**Exercise**
Filter out all lines without the word "dari" from the data below, please, and copy the rest.

━━ Data records

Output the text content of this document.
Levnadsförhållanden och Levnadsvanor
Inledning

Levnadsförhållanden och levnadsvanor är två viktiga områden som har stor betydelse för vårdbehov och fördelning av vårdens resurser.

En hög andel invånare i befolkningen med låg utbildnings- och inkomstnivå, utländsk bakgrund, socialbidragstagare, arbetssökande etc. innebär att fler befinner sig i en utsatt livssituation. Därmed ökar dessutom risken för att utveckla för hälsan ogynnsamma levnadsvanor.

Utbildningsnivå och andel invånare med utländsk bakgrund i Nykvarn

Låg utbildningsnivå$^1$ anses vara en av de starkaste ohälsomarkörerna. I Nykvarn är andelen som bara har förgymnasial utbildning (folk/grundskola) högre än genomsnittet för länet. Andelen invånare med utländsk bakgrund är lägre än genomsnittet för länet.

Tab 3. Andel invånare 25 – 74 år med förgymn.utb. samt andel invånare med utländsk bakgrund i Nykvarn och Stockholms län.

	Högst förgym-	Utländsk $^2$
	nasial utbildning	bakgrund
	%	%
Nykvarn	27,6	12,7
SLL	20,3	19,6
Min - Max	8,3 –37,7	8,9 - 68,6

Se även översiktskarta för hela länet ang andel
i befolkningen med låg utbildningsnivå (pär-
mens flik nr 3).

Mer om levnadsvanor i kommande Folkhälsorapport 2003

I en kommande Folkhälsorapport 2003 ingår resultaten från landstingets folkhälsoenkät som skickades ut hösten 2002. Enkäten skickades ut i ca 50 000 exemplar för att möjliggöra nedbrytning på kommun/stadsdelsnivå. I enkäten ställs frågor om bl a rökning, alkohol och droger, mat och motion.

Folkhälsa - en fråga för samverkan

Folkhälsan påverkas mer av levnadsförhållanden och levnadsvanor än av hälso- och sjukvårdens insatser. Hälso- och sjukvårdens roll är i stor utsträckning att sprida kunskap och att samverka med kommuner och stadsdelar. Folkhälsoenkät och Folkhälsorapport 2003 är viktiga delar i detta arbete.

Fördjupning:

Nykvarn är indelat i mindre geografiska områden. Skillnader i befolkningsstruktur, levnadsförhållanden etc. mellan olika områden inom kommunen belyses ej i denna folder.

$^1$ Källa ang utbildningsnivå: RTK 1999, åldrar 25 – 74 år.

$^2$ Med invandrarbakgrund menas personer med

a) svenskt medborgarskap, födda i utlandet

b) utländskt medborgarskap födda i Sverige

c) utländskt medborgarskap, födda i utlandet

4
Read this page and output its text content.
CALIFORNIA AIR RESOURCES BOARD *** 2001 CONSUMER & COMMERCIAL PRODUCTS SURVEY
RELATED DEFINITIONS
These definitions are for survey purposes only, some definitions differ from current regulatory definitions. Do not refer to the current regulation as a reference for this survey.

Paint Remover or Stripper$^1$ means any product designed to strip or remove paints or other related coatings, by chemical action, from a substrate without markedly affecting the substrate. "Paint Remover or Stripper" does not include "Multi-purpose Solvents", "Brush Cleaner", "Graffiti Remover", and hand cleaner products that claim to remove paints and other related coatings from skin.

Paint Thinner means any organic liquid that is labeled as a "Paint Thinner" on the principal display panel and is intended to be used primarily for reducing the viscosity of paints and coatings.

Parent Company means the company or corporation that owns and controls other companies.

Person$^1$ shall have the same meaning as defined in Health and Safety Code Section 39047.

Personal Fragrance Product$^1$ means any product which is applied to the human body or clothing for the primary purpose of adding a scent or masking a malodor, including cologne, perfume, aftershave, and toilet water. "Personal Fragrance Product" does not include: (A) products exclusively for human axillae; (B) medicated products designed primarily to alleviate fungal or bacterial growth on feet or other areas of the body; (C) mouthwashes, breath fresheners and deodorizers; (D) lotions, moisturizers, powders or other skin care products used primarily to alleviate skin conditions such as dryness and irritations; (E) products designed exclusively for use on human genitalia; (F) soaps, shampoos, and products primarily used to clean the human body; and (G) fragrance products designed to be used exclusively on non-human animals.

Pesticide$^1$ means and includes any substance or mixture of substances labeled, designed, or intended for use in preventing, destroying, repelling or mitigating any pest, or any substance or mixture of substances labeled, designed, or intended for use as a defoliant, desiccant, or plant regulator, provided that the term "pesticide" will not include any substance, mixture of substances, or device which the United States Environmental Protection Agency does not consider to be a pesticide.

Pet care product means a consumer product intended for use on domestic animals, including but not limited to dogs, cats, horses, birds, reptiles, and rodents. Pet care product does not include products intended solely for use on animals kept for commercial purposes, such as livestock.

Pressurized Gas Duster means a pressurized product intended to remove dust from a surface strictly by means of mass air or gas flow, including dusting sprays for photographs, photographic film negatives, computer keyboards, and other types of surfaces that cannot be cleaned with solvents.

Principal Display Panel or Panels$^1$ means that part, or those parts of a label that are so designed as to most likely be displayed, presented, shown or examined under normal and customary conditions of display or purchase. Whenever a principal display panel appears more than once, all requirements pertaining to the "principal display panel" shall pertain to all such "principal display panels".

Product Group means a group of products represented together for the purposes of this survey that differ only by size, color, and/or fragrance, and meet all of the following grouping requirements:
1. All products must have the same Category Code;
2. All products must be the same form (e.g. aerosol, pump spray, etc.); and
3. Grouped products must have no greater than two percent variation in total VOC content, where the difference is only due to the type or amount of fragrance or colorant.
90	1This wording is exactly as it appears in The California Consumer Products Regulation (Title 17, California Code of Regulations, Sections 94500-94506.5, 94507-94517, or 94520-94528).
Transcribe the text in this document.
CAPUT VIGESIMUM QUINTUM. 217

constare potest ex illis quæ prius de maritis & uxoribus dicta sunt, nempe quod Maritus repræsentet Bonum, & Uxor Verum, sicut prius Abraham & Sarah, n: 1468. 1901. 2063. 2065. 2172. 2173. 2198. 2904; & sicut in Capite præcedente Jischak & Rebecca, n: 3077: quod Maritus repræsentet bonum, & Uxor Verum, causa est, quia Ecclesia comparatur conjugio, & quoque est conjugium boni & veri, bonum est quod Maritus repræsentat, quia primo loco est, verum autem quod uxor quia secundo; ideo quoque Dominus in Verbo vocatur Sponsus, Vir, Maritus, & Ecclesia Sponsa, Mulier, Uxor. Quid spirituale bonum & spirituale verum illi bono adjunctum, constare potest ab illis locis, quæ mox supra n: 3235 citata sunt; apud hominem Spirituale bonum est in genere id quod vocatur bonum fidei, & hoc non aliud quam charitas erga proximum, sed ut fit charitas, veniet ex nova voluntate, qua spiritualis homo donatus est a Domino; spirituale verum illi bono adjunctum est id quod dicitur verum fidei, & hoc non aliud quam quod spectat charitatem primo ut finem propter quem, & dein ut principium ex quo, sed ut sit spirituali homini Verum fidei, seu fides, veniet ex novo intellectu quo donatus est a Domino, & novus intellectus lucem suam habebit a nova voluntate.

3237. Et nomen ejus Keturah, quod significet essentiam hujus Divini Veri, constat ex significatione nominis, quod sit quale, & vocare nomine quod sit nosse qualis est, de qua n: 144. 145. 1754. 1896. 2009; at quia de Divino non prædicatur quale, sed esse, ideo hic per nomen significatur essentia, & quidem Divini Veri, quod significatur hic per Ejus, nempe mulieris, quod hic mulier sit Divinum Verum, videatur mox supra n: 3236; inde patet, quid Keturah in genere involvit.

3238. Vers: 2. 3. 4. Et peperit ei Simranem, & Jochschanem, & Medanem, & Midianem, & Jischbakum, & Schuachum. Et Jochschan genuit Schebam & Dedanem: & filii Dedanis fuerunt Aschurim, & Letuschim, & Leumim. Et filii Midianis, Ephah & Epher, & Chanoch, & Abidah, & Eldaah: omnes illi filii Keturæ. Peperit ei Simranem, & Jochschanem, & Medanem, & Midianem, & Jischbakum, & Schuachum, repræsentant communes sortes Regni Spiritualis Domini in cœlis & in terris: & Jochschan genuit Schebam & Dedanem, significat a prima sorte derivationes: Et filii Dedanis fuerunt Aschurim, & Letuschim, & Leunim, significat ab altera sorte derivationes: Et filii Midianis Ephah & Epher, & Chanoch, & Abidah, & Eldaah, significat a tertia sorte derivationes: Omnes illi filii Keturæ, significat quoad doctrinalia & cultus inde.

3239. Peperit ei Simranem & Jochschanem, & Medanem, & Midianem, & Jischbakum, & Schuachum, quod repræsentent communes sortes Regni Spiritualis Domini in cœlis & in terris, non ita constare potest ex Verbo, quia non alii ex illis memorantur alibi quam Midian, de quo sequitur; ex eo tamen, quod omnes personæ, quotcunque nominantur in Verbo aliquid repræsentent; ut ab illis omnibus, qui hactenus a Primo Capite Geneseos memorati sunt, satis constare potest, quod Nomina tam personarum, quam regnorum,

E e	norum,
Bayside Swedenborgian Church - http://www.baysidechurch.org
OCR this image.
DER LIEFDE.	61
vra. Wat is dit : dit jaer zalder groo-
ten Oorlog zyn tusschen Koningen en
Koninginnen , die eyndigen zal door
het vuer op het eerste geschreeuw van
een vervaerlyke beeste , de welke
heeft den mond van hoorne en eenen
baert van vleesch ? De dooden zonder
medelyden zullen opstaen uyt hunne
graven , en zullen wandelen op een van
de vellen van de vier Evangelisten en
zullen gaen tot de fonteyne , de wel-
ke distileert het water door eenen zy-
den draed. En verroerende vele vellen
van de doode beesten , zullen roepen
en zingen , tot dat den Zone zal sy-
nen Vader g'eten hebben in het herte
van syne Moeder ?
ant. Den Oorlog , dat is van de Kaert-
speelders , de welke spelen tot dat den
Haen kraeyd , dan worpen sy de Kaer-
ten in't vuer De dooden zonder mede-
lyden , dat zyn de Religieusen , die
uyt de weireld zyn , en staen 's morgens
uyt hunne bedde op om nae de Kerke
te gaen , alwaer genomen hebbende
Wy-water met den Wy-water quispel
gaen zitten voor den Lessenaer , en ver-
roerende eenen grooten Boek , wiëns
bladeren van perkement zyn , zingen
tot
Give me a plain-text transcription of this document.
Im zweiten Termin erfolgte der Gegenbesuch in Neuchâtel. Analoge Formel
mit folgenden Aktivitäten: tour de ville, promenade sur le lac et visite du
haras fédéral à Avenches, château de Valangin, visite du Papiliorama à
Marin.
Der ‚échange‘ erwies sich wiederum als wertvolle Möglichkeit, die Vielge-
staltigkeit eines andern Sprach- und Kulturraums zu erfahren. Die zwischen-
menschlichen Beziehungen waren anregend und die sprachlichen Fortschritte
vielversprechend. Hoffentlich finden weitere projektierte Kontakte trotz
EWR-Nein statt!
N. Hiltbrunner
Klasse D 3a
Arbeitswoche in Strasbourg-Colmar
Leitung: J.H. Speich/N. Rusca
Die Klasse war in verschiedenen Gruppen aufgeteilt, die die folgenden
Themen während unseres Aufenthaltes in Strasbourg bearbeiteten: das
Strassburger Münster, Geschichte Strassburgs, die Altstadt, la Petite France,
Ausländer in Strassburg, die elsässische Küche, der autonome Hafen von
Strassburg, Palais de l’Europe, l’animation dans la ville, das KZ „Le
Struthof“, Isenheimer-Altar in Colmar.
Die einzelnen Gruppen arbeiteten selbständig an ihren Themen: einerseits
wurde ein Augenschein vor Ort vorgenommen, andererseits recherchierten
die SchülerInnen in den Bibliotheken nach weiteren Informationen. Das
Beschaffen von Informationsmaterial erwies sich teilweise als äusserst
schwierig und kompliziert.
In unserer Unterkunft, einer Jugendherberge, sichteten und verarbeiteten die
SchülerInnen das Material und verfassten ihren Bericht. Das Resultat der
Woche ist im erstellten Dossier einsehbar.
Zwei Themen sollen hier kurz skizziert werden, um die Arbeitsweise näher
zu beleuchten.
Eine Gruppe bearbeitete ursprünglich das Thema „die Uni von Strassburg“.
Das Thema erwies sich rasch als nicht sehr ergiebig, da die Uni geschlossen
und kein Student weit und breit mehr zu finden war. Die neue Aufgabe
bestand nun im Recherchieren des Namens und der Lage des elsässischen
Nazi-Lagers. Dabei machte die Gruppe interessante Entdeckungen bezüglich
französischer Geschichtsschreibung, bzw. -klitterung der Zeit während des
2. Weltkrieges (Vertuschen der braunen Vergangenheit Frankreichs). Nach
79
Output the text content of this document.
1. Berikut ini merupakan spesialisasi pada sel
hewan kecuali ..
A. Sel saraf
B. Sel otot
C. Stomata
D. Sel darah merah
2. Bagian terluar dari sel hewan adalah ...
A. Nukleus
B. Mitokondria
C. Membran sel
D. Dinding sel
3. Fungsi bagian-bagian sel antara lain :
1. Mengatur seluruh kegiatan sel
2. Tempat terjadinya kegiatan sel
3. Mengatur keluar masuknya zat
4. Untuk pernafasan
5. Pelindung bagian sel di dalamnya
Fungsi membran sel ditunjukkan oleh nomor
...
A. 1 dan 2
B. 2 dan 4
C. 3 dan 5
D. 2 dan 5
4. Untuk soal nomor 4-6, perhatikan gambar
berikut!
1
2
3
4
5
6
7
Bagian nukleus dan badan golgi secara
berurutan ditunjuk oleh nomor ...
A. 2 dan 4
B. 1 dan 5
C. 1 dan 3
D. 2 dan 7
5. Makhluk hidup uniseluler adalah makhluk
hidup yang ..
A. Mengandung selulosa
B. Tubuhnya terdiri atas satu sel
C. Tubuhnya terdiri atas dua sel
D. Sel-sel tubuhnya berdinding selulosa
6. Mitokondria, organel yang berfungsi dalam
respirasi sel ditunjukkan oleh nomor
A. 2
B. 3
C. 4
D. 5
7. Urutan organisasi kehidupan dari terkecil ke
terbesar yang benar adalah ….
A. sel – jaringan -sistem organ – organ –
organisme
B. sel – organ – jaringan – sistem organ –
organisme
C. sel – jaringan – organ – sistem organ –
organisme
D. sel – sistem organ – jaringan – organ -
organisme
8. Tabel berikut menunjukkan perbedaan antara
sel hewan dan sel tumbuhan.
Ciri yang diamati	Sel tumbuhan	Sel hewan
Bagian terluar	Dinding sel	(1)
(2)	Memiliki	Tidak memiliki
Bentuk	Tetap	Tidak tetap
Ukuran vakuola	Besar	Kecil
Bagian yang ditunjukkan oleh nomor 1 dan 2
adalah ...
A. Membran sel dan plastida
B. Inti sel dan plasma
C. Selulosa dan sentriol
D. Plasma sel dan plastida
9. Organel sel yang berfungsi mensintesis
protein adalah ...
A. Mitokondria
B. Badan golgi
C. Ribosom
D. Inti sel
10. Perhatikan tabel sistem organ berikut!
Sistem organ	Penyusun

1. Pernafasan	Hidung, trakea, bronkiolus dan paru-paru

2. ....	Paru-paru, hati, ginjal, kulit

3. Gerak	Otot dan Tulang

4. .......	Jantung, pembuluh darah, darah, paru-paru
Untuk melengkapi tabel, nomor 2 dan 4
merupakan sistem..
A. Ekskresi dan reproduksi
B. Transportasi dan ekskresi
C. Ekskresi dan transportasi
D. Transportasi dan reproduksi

━━━━

**Exercise output**
2. Bagian terluar dari sel hewan adalah ...
7. Urutan organisasi kehidupan dari terkecil ke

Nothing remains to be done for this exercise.